* Problem details:
The records are to be restated in their entirety, word for word.

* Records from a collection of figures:
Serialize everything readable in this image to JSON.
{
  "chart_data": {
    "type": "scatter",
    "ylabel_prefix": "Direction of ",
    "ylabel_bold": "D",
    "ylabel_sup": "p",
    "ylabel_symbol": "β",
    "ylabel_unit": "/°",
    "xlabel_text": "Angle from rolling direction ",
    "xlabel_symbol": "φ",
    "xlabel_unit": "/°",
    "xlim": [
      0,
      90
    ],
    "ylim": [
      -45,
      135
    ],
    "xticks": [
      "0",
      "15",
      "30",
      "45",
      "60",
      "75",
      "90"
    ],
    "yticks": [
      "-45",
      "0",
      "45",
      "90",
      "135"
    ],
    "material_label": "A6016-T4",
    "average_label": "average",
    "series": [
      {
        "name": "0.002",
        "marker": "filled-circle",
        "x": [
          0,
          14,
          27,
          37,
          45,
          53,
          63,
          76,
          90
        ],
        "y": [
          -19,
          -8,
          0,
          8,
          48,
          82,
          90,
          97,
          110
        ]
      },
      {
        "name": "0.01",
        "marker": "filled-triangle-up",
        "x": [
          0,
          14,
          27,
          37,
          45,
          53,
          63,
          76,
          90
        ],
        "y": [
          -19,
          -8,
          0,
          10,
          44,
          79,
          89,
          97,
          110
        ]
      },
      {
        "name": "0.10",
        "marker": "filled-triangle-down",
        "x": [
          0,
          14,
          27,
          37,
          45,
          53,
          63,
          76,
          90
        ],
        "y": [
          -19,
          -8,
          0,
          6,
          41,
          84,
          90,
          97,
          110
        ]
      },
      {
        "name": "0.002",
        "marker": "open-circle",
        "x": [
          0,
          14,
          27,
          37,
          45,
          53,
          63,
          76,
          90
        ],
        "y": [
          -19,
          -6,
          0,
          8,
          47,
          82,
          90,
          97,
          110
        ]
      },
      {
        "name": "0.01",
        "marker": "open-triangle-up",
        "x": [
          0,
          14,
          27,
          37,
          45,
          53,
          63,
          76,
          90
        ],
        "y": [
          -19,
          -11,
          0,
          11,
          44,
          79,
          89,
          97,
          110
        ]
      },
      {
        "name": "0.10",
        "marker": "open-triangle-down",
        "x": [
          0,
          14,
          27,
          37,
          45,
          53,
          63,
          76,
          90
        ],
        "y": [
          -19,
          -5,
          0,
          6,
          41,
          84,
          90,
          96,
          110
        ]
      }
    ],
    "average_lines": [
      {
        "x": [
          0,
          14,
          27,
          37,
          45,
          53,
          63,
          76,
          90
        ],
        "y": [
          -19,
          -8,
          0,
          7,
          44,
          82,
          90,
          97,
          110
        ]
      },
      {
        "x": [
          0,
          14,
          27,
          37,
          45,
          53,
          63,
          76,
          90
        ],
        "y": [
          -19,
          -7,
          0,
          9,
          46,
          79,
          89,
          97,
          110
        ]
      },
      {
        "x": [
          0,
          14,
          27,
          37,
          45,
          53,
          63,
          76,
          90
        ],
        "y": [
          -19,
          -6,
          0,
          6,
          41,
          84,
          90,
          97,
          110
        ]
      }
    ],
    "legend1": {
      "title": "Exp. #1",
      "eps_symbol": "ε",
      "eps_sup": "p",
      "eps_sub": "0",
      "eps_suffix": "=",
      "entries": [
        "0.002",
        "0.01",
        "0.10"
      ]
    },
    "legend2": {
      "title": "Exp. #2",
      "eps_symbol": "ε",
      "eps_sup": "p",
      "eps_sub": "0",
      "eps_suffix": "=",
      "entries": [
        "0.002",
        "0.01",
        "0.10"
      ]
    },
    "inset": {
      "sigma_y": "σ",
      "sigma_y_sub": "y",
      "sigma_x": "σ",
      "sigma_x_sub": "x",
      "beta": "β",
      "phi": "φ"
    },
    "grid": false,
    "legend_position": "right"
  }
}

* Answer to this task:
Serialize everything readable in this image to JSON.
{
  "chart_data": {
    "type": "scatter",
    "ylabel_prefix": "Direction of ",
    "ylabel_bold": "D",
    "ylabel_sup": "p",
    "ylabel_symbol": "β",
    "ylabel_unit": "/°",
    "xlabel_text": "Angle from rolling direction ",
    "xlabel_symbol": "φ",
    "xlabel_unit": "/°",
    "xlim": [
      0,
      90
    ],
    "ylim": [
      -45,
      135
    ],
    "xticks": [
      "0",
      "15",
      "30",
      "45",
      "60",
      "75",
      "90"
    ],
    "yticks": [
      "-45",
      "0",
      "45",
      "90",
      "135"
    ],
    "material_label": "A6016-T4",
    "average_label": "average",
    "series": [
      {
        "name": "0.002",
        "marker": "filled-circle",
        "x": [
          0,
          14,
          27,
          37,
          45,
          53,
          63,
          76,
          90
        ],
        "y": [
          -19,
          -8,
          0,
          8,
          48,
          82,
          90,
          97,
          110
        ]
      },
      {
        "name": "0.01",
        "marker": "filled-triangle-up",
        "x": [
          0,
          14,
          27,
          37,
          45,
          53,
          63,
          76,
          90
        ],
        "y": [
          -19,
          -8,
          0,
          10,
          44,
          79,
          89,
          97,
          110
        ]
      },
      {
        "name": "0.10",
        "marker": "filled-triangle-down",
        "x": [
          0,
          14,
          27,
          37,
          45,
          53,
          63,
          76,
          90
        ],
        "y": [
          -19,
          -8,
          0,
          6,
          41,
          84,
          90,
          97,
          110
        ]
      },
      {
        "name": "0.002",
        "marker": "open-circle",
        "x": [
          0,
          14,
          27,
          37,
          45,
          53,
          63,
          76,
          90
        ],
        "y": [
          -19,
          -6,
          0,
          8,
          47,
          82,
          90,
          97,
          110
        ]
      },
      {
        "name": "0.01",
        "marker": "open-triangle-up",
        "x": [
          0,
          14,
          27,
          37,
          45,
          53,
          63,
          76,
          90
        ],
        "y": [
          -19,
          -11,
          0,
          11,
          44,
          79,
          89,
          97,
          110
        ]
      },
      {
        "name": "0.10",
        "marker": "open-triangle-down",
        "x": [
          0,
          14,
          27,
          37,
          45,
          53,
          63,
          76,
          90
        ],
        "y": [
          -19,
          -5,
          0,
          6,
          41,
          84,
          90,
          96,
          110
        ]
      }
    ],
    "average_lines": [
      {
        "x": [
          0,
          14,
          27,
          37,
          45,
          53,
          63,
          76,
          90
        ],
        "y": [
          -19,
          -8,
          0,
          7,
          44,
          82,
          90,
          97,
          110
        ]
      },
      {
        "x": [
          0,
          14,
          27,
          37,
          45,
          53,
          63,
          76,
          90
        ],
        "y": [
          -19,
          -7,
          0,
          9,
          46,
          79,
          89,
          97,
          110
        ]
      },
      {
        "x": [
          0,
          14,
          27,
          37,
          45,
          53,
          63,
          76,
          90
        ],
        "y": [
          -19,
          -6,
          0,
          6,
          41,
          84,
          90,
          97,
          110
        ]
      }
    ],
    "legend1": {
      "title": "Exp. #1",
      "eps_symbol": "ε",
      "eps_sup": "p",
      "eps_sub": "0",
      "eps_suffix": "=",
      "entries": [
        "0.002",
        "0.01",
        "0.10"
      ]
    },
    "legend2": {
      "title": "Exp. #2",
      "eps_symbol": "ε",
      "eps_sup": "p",
      "eps_sub": "0",
      "eps_suffix": "=",
      "entries": [
        "0.002",
        "0.01",
        "0.10"
      ]
    },
    "inset": {
      "sigma_y": "σ",
      "sigma_y_sub": "y",
      "sigma_x": "σ",
      "sigma_x_sub": "x",
      "beta": "β",
      "phi": "φ"
    },
    "grid": false,
    "legend_position": "right"
  }
}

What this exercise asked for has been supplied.